## WHAT TO WORK ON:
Each line of the material below should be reproduced exactly.

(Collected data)
★ ★ ★ ★

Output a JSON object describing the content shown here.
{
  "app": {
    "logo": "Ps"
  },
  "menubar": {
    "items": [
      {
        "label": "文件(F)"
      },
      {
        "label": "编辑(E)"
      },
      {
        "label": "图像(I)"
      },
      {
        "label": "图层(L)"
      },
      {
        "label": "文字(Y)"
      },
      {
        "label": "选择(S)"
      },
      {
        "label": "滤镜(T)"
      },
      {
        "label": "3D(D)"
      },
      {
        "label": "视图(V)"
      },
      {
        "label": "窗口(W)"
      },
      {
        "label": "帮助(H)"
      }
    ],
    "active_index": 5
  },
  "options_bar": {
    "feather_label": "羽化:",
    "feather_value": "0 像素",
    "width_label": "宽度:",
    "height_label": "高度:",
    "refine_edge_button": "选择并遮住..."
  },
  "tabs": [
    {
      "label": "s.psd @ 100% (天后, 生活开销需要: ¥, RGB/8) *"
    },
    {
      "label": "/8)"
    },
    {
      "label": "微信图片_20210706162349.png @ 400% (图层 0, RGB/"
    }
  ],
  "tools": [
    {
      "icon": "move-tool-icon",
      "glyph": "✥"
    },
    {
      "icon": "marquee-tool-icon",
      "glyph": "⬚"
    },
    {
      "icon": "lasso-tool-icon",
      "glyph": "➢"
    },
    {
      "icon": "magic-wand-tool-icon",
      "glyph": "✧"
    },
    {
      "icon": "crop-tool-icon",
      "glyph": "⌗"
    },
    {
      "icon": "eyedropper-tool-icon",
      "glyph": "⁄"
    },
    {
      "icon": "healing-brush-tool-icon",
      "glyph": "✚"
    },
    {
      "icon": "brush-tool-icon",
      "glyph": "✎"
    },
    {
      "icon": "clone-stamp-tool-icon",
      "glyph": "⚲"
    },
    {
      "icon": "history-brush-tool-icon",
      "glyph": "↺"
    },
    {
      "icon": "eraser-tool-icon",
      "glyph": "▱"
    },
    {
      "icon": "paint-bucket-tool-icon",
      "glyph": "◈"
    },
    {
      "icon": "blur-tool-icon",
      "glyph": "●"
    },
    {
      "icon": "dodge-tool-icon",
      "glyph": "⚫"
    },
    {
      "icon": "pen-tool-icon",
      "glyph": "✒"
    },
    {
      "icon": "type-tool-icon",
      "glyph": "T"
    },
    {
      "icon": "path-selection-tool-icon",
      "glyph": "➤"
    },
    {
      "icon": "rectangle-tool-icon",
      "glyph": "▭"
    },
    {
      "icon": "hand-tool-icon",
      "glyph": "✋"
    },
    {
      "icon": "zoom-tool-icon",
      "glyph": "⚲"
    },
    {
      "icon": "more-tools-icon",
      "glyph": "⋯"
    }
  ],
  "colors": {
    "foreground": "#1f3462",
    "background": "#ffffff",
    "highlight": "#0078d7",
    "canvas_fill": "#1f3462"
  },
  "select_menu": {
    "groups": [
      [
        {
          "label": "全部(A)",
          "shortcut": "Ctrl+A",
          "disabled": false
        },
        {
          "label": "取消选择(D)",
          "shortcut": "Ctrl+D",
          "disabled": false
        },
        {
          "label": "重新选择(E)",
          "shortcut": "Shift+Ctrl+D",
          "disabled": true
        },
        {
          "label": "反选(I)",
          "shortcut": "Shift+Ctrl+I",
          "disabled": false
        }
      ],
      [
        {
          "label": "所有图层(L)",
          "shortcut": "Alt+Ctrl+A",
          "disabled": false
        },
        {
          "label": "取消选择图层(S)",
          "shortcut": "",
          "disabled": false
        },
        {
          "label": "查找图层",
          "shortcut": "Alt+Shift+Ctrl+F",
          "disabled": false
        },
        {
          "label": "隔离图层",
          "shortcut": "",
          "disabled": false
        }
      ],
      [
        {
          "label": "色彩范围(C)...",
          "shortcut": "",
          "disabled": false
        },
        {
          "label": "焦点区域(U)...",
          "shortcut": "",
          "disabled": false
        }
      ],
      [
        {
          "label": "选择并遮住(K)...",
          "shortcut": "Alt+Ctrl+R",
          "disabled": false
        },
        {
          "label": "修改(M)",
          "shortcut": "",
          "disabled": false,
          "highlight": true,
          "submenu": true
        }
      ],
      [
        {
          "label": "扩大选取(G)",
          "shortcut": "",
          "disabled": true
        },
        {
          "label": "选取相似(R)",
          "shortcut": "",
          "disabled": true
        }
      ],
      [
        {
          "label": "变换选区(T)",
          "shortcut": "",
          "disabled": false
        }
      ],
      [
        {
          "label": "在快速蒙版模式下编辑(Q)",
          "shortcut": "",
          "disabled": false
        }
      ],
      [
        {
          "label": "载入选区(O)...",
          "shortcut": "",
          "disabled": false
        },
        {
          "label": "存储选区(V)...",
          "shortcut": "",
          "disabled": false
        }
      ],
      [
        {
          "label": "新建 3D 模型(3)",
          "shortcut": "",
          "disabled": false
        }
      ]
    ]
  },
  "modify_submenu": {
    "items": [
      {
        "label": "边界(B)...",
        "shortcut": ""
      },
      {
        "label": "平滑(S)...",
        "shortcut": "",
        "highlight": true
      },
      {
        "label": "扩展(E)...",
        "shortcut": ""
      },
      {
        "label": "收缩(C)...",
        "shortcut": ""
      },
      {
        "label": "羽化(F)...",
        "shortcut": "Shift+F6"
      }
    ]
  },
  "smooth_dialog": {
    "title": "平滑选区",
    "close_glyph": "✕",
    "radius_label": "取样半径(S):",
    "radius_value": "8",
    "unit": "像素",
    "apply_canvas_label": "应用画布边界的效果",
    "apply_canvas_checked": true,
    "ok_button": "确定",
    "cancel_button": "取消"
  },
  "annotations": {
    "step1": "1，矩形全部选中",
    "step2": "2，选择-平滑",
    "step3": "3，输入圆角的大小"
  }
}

★ ★ ★ ★

## FULL RESPONSE:
Output a JSON object describing the content shown here.
{
  "app": {
    "logo": "Ps"
  },
  "menubar": {
    "items": [
      {
        "label": "文件(F)"
      },
      {
        "label": "编辑(E)"
      },
      {
        "label": "图像(I)"
      },
      {
        "label": "图层(L)"
      },
      {
        "label": "文字(Y)"
      },
      {
        "label": "选择(S)"
      },
      {
        "label": "滤镜(T)"
      },
      {
        "label": "3D(D)"
      },
      {
        "label": "视图(V)"
      },
      {
        "label": "窗口(W)"
      },
      {
        "label": "帮助(H)"
      }
    ],
    "active_index": 5
  },
  "options_bar": {
    "feather_label": "羽化:",
    "feather_value": "0 像素",
    "width_label": "宽度:",
    "height_label": "高度:",
    "refine_edge_button": "选择并遮住..."
  },
  "tabs": [
    {
      "label": "s.psd @ 100% (天后, 生活开销需要: ¥, RGB/8) *"
    },
    {
      "label": "/8)"
    },
    {
      "label": "微信图片_20210706162349.png @ 400% (图层 0, RGB/"
    }
  ],
  "tools": [
    {
      "icon": "move-tool-icon",
      "glyph": "✥"
    },
    {
      "icon": "marquee-tool-icon",
      "glyph": "⬚"
    },
    {
      "icon": "lasso-tool-icon",
      "glyph": "➢"
    },
    {
      "icon": "magic-wand-tool-icon",
      "glyph": "✧"
    },
    {
      "icon": "crop-tool-icon",
      "glyph": "⌗"
    },
    {
      "icon": "eyedropper-tool-icon",
      "glyph": "⁄"
    },
    {
      "icon": "healing-brush-tool-icon",
      "glyph": "✚"
    },
    {
      "icon": "brush-tool-icon",
      "glyph": "✎"
    },
    {
      "icon": "clone-stamp-tool-icon",
      "glyph": "⚲"
    },
    {
      "icon": "history-brush-tool-icon",
      "glyph": "↺"
    },
    {
      "icon": "eraser-tool-icon",
      "glyph": "▱"
    },
    {
      "icon": "paint-bucket-tool-icon",
      "glyph": "◈"
    },
    {
      "icon": "blur-tool-icon",
      "glyph": "●"
    },
    {
      "icon": "dodge-tool-icon",
      "glyph": "⚫"
    },
    {
      "icon": "pen-tool-icon",
      "glyph": "✒"
    },
    {
      "icon": "type-tool-icon",
      "glyph": "T"
    },
    {
      "icon": "path-selection-tool-icon",
      "glyph": "➤"
    },
    {
      "icon": "rectangle-tool-icon",
      "glyph": "▭"
    },
    {
      "icon": "hand-tool-icon",
      "glyph": "✋"
    },
    {
      "icon": "zoom-tool-icon",
      "glyph": "⚲"
    },
    {
      "icon": "more-tools-icon",
      "glyph": "⋯"
    }
  ],
  "colors": {
    "foreground": "#1f3462",
    "background": "#ffffff",
    "highlight": "#0078d7",
    "canvas_fill": "#1f3462"
  },
  "select_menu": {
    "groups": [
      [
        {
          "label": "全部(A)",
          "shortcut": "Ctrl+A",
          "disabled": false
        },
        {
          "label": "取消选择(D)",
          "shortcut": "Ctrl+D",
          "disabled": false
        },
        {
          "label": "重新选择(E)",
          "shortcut": "Shift+Ctrl+D",
          "disabled": true
        },
        {
          "label": "反选(I)",
          "shortcut": "Shift+Ctrl+I",
          "disabled": false
        }
      ],
      [
        {
          "label": "所有图层(L)",
          "shortcut": "Alt+Ctrl+A",
          "disabled": false
        },
        {
          "label": "取消选择图层(S)",
          "shortcut": "",
          "disabled": false
        },
        {
          "label": "查找图层",
          "shortcut": "Alt+Shift+Ctrl+F",
          "disabled": false
        },
        {
          "label": "隔离图层",
          "shortcut": "",
          "disabled": false
        }
      ],
      [
        {
          "label": "色彩范围(C)...",
          "shortcut": "",
          "disabled": false
        },
        {
          "label": "焦点区域(U)...",
          "shortcut": "",
          "disabled": false
        }
      ],
      [
        {
          "label": "选择并遮住(K)...",
          "shortcut": "Alt+Ctrl+R",
          "disabled": false
        },
        {
          "label": "修改(M)",
          "shortcut": "",
          "disabled": false,
          "highlight": true,
          "submenu": true
        }
      ],
      [
        {
          "label": "扩大选取(G)",
          "shortcut": "",
          "disabled": true
        },
        {
          "label": "选取相似(R)",
          "shortcut": "",
          "disabled": true
        }
      ],
      [
        {
          "label": "变换选区(T)",
          "shortcut": "",
          "disabled": false
        }
      ],
      [
        {
          "label": "在快速蒙版模式下编辑(Q)",
          "shortcut": "",
          "disabled": false
        }
      ],
      [
        {
          "label": "载入选区(O)...",
          "shortcut": "",
          "disabled": false
        },
        {
          "label": "存储选区(V)...",
          "shortcut": "",
          "disabled": false
        }
      ],
      [
        {
          "label": "新建 3D 模型(3)",
          "shortcut": "",
          "disabled": false
        }
      ]
    ]
  },
  "modify_submenu": {
    "items": [
      {
        "label": "边界(B)...",
        "shortcut": ""
      },
      {
        "label": "平滑(S)...",
        "shortcut": "",
        "highlight": true
      },
      {
        "label": "扩展(E)...",
        "shortcut": ""
      },
      {
        "label": "收缩(C)...",
        "shortcut": ""
      },
      {
        "label": "羽化(F)...",
        "shortcut": "Shift+F6"
      }
    ]
  },
  "smooth_dialog": {
    "title": "平滑选区",
    "close_glyph": "✕",
    "radius_label": "取样半径(S):",
    "radius_value": "8",
    "unit": "像素",
    "apply_canvas_label": "应用画布边界的效果",
    "apply_canvas_checked": true,
    "ok_button": "确定",
    "cancel_button": "取消"
  },
  "annotations": {
    "step1": "1，矩形全部选中",
    "step2": "2，选择-平滑",
    "step3": "3，输入圆角的大小"
  }
}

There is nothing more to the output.